Problem description: Below is a listing. Gather each line of it that contains "BATS".

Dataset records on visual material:
----

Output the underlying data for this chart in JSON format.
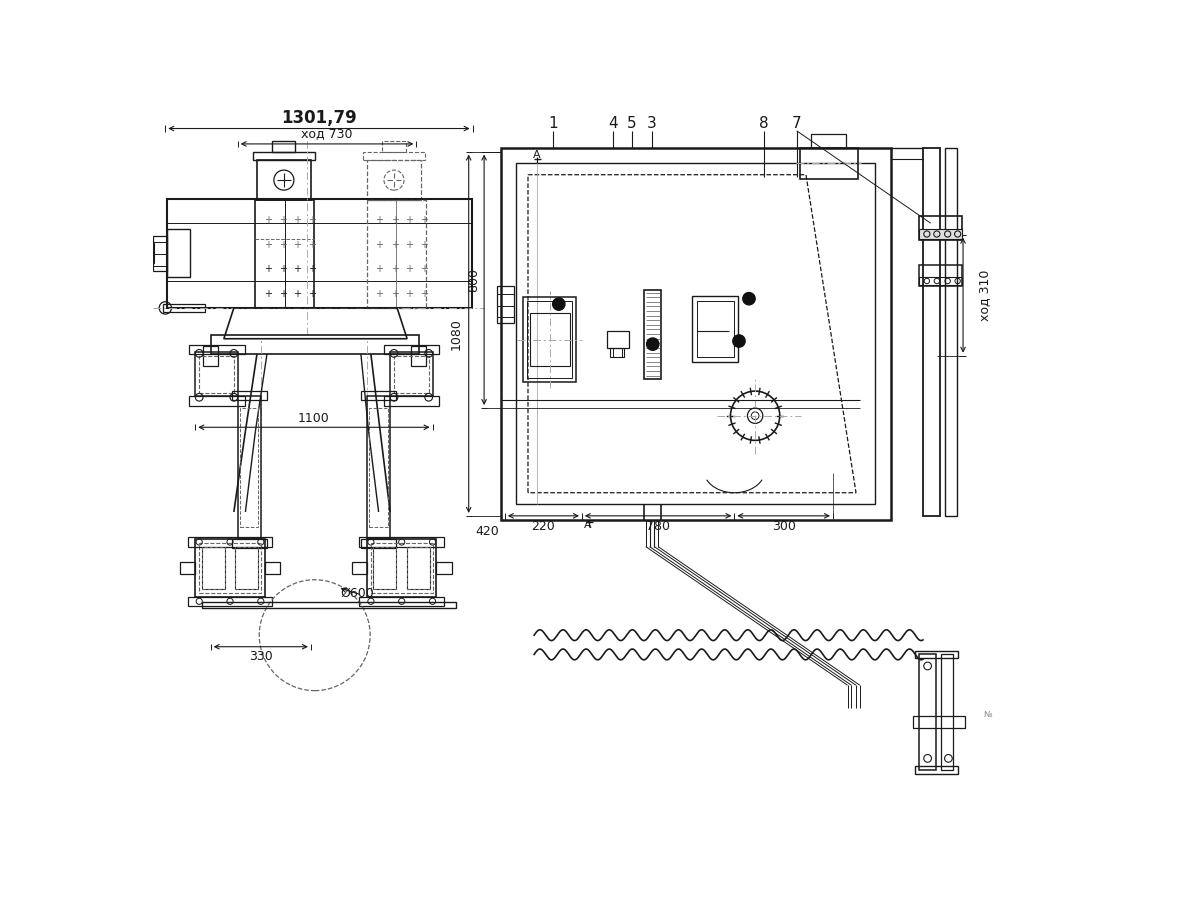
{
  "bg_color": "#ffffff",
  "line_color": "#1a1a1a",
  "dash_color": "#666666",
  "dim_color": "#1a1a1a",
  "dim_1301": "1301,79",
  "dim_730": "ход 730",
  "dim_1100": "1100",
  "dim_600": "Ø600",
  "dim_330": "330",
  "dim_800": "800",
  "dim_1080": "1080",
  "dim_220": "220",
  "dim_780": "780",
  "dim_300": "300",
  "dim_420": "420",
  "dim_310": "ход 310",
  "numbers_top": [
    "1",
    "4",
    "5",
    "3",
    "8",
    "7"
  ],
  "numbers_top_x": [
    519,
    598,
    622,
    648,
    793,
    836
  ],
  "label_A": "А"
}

----

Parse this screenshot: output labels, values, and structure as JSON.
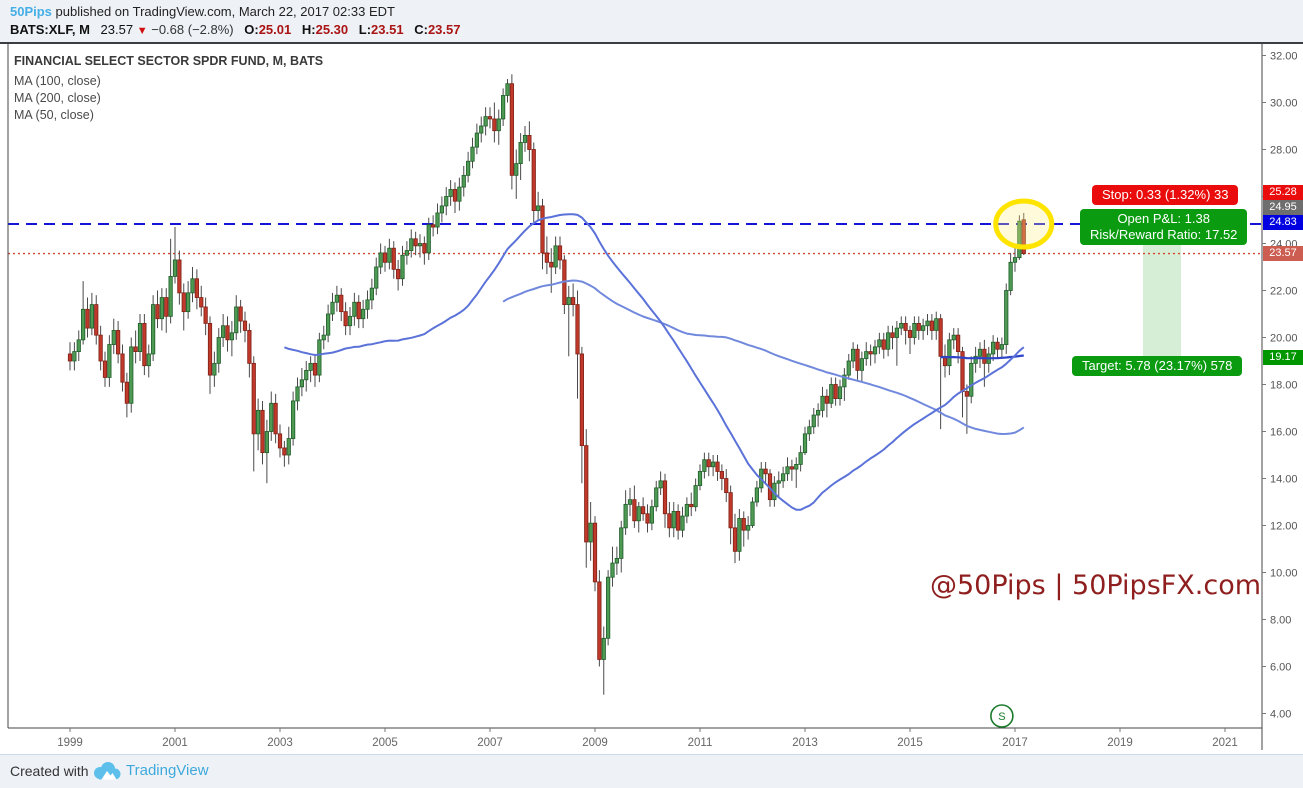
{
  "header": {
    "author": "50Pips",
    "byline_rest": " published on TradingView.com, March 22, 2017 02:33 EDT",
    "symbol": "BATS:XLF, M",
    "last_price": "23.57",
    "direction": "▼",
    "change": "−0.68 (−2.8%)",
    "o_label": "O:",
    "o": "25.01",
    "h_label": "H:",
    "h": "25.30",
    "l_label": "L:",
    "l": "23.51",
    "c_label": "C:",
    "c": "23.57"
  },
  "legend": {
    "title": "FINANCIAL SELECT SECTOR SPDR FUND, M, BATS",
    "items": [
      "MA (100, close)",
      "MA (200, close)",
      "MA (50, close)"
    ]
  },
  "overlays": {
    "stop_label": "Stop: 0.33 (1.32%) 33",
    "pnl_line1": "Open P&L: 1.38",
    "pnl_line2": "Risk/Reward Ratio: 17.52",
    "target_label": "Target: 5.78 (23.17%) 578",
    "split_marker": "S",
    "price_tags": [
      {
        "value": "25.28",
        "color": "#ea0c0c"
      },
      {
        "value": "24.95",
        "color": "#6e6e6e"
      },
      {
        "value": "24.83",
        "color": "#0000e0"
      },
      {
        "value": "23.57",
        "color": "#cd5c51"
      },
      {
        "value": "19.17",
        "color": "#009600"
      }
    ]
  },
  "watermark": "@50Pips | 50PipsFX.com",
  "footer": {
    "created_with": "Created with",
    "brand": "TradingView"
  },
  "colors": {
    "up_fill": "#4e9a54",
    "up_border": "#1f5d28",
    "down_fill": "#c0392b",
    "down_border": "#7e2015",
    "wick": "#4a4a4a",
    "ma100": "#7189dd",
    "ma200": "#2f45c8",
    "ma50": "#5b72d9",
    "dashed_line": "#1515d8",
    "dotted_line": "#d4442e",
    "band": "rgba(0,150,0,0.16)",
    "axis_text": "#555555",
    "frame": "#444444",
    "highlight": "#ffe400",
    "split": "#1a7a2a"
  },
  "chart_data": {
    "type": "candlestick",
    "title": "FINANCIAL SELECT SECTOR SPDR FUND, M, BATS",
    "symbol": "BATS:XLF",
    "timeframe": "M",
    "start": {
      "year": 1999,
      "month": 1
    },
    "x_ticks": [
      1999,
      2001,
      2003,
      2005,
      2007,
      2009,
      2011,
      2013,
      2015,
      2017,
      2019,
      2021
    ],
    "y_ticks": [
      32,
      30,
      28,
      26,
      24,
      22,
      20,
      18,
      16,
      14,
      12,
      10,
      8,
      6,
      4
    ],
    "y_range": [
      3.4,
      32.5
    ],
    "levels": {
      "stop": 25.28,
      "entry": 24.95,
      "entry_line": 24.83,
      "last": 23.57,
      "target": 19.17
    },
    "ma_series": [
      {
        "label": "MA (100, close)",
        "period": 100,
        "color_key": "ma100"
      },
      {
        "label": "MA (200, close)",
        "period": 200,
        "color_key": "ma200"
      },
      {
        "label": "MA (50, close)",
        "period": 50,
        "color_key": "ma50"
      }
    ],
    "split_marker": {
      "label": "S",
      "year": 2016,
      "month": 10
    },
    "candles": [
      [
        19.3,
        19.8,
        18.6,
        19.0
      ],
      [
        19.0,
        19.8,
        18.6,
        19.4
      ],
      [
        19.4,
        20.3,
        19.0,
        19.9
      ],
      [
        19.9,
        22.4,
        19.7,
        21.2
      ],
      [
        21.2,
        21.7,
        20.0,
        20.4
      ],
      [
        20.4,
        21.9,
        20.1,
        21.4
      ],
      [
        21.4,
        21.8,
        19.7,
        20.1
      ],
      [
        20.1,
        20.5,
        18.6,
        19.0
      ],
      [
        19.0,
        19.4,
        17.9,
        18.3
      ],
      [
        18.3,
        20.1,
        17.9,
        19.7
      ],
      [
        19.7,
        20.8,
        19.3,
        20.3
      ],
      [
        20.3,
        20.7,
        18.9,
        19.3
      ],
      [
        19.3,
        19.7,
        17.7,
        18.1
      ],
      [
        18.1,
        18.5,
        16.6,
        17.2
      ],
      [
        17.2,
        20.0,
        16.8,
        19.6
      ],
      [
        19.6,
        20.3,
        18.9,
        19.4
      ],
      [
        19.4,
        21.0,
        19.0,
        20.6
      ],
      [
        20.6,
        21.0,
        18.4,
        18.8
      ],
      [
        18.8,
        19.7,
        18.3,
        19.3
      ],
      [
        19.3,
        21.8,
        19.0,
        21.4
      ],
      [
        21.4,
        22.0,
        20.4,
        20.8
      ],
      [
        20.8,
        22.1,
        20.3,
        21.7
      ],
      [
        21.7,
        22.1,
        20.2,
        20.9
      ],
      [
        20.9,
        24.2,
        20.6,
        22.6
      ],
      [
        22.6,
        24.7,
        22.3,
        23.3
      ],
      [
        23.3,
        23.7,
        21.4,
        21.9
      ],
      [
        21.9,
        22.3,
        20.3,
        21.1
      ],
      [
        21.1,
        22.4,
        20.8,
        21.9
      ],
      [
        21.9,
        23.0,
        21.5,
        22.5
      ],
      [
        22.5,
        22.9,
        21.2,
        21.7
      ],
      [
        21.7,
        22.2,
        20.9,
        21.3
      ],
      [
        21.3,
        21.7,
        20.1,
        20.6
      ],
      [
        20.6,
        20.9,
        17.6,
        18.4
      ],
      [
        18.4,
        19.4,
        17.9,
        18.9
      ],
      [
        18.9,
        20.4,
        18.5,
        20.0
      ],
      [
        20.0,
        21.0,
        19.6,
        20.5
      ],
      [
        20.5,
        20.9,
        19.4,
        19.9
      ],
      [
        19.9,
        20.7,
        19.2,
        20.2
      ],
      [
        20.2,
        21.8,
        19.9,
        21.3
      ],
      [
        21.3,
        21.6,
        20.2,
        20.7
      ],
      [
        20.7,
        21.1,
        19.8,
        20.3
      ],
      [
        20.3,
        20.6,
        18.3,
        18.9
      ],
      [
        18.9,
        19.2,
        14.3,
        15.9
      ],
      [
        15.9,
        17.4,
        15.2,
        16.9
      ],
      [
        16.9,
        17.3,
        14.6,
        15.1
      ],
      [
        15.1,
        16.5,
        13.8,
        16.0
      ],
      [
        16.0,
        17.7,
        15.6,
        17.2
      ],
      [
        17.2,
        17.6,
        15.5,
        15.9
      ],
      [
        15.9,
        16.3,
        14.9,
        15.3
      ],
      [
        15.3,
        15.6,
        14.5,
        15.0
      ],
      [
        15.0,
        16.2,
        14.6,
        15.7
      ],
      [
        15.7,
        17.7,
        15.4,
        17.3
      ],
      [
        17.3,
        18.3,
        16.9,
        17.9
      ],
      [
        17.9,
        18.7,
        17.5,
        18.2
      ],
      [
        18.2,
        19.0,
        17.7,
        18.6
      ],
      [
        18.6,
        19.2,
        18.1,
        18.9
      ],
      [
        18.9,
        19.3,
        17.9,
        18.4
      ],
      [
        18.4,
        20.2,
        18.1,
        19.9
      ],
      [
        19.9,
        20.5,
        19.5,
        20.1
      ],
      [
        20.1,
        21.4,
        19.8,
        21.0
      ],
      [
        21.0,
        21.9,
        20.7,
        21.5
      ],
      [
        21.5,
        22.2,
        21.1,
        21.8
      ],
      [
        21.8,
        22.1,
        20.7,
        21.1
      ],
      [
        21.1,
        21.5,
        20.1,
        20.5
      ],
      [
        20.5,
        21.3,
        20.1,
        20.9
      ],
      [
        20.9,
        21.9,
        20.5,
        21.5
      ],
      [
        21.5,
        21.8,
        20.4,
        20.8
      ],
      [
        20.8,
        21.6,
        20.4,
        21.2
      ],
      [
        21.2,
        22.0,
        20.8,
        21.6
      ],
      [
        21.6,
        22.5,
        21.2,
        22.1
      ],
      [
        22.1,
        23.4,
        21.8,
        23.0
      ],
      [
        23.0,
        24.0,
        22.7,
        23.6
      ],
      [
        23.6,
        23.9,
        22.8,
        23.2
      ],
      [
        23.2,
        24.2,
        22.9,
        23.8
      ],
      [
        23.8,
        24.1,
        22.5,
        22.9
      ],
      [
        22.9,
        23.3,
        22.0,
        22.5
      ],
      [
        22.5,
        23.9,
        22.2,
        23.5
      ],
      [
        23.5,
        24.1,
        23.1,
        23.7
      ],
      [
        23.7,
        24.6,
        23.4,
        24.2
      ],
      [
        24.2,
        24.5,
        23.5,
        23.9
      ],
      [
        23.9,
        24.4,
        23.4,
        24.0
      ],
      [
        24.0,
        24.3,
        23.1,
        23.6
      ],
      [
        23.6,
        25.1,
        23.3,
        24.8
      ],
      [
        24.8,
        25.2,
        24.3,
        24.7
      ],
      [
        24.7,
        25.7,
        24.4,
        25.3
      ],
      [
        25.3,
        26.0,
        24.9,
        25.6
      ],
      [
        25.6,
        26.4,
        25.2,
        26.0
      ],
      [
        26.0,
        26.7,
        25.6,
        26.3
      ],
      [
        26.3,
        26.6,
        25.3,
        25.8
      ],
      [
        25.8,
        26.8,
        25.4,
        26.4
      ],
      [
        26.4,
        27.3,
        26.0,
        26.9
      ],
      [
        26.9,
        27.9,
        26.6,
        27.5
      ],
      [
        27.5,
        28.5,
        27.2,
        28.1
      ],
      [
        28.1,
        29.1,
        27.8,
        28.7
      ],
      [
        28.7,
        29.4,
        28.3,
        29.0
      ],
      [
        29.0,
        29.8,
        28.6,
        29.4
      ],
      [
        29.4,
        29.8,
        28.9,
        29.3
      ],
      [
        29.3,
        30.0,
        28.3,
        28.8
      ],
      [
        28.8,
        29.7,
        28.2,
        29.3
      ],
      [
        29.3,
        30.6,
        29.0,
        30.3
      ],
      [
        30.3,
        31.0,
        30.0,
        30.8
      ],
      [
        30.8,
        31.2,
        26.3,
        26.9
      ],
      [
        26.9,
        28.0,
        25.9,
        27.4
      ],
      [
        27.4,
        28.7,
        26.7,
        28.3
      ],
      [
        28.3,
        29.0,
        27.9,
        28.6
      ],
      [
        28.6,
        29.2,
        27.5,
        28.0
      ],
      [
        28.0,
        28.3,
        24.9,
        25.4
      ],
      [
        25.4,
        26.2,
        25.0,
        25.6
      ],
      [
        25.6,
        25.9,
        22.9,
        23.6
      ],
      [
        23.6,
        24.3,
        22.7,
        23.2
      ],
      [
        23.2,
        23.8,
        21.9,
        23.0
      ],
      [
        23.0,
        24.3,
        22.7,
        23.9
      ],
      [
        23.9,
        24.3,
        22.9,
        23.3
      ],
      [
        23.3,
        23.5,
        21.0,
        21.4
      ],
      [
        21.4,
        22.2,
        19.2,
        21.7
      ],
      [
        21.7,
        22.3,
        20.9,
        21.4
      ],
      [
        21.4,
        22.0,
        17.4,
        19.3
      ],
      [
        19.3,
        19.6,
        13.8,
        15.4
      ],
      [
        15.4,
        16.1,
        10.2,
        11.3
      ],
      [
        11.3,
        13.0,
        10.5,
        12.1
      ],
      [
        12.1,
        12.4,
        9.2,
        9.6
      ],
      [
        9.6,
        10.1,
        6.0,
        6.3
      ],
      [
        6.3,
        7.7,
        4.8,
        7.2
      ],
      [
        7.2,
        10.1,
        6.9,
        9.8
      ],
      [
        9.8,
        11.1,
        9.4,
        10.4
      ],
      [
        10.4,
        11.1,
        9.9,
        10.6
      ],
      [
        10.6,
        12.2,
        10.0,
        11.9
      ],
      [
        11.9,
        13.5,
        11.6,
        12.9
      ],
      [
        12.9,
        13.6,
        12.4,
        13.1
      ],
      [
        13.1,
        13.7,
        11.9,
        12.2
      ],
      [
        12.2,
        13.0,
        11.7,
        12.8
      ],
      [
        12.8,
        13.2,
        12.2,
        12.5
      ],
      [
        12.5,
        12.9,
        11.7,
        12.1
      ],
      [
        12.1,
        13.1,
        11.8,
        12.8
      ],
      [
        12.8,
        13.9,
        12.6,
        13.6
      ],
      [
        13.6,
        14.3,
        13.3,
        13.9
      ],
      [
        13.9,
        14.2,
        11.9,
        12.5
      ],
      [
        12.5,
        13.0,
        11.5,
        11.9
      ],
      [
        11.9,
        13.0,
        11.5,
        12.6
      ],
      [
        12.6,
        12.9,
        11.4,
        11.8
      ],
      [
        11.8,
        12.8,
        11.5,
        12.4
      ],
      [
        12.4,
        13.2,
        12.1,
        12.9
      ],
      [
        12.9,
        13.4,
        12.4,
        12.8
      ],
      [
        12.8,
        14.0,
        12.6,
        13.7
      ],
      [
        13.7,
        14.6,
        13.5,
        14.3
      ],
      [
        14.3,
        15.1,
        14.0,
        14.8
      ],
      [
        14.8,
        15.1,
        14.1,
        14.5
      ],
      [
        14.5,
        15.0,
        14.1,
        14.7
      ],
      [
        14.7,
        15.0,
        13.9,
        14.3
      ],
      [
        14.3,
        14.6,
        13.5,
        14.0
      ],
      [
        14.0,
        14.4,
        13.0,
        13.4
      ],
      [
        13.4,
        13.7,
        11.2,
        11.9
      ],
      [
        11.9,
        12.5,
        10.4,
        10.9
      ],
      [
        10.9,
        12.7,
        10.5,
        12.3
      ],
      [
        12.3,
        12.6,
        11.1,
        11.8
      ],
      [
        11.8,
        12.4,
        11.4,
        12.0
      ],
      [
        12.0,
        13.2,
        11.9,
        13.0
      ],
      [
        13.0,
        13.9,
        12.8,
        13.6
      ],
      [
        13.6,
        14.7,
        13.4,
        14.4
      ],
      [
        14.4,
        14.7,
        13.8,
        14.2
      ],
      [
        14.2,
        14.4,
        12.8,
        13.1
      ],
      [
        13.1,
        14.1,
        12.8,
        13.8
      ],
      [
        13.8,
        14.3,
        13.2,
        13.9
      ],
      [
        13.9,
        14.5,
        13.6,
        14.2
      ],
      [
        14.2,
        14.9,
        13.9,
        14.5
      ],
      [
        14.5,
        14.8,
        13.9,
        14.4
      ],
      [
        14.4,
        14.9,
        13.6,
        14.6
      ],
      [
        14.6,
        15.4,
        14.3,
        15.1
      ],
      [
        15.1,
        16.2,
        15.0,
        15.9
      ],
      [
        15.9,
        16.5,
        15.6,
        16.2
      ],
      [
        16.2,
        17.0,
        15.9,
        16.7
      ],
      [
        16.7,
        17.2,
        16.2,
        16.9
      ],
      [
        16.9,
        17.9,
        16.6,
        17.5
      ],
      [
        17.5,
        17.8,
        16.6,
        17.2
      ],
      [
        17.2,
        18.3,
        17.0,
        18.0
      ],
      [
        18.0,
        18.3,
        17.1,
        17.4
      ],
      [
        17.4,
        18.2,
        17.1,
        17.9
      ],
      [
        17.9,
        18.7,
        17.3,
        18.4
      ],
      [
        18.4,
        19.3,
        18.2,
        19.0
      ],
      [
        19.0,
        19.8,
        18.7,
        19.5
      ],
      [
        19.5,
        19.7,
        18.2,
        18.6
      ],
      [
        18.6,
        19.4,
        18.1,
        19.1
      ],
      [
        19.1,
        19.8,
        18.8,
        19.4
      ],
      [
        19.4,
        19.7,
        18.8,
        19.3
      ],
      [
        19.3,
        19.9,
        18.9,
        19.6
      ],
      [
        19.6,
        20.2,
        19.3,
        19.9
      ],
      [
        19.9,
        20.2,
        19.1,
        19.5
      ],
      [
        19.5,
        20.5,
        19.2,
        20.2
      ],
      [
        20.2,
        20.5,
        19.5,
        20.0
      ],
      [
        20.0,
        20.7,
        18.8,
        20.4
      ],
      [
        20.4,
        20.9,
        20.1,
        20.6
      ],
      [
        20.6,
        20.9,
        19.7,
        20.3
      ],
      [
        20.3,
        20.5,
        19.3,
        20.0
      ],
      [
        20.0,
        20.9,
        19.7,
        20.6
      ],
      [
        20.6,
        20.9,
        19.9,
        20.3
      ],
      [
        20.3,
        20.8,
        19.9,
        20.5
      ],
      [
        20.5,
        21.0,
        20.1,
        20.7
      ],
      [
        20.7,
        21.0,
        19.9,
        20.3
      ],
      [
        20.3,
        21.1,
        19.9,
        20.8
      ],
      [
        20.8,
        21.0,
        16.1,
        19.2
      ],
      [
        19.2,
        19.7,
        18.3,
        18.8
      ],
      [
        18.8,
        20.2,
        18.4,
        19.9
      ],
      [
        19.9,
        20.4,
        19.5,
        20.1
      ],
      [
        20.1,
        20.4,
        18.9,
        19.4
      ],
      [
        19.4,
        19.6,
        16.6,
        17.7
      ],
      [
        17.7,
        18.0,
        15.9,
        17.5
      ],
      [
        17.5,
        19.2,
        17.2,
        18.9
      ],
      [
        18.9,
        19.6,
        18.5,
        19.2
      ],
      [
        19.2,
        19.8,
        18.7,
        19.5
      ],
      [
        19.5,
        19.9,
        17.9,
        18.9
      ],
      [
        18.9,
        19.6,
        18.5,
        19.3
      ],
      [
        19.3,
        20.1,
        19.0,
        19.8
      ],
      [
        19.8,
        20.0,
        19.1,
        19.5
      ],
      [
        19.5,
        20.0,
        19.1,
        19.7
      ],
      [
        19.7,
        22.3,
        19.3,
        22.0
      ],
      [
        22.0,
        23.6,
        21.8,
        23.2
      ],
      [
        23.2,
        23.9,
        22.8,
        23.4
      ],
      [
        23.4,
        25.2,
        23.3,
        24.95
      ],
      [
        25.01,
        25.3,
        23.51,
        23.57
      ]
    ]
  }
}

----

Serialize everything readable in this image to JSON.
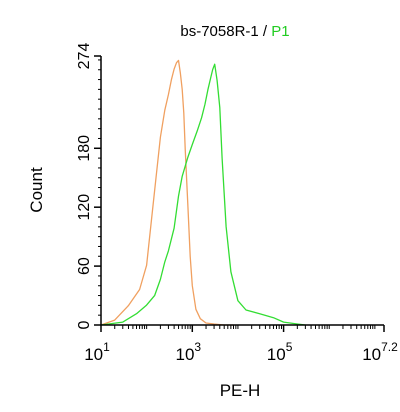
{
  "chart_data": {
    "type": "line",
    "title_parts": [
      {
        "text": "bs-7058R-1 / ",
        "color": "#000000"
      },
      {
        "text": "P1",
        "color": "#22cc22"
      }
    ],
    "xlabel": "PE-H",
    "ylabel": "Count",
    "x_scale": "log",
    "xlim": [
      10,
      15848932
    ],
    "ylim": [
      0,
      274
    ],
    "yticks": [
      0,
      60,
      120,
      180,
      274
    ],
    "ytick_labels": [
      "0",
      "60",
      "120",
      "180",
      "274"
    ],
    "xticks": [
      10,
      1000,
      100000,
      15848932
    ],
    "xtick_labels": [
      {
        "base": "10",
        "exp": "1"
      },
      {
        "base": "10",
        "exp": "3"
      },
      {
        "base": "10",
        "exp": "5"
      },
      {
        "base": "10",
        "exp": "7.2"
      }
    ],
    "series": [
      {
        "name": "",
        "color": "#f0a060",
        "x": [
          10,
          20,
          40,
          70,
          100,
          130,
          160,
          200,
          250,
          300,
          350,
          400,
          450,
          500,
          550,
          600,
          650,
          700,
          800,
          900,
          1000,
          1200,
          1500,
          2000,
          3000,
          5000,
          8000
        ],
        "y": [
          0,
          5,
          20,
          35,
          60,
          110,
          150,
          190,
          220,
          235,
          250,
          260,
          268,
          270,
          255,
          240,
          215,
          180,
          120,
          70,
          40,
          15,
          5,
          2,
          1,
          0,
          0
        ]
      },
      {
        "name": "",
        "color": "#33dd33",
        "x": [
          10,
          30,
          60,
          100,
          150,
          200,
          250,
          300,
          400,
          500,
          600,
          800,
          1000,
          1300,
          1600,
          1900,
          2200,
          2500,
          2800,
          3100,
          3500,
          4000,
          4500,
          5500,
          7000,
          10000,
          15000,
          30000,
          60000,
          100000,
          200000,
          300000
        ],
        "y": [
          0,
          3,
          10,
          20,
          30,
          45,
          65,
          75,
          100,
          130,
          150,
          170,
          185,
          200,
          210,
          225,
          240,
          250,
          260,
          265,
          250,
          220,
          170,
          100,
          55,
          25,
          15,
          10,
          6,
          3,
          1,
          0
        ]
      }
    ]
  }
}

----

Response to this exercise:
    "symbol": "BATS:XLF, M",
    "title": "FINANCIAL SELECT SECTOR SPDR FUND, M, BATS",
    "title": "FINANCIAL SELECT SECTOR SPDR FUND, M, BATS",
    "symbol": "BATS:XLF",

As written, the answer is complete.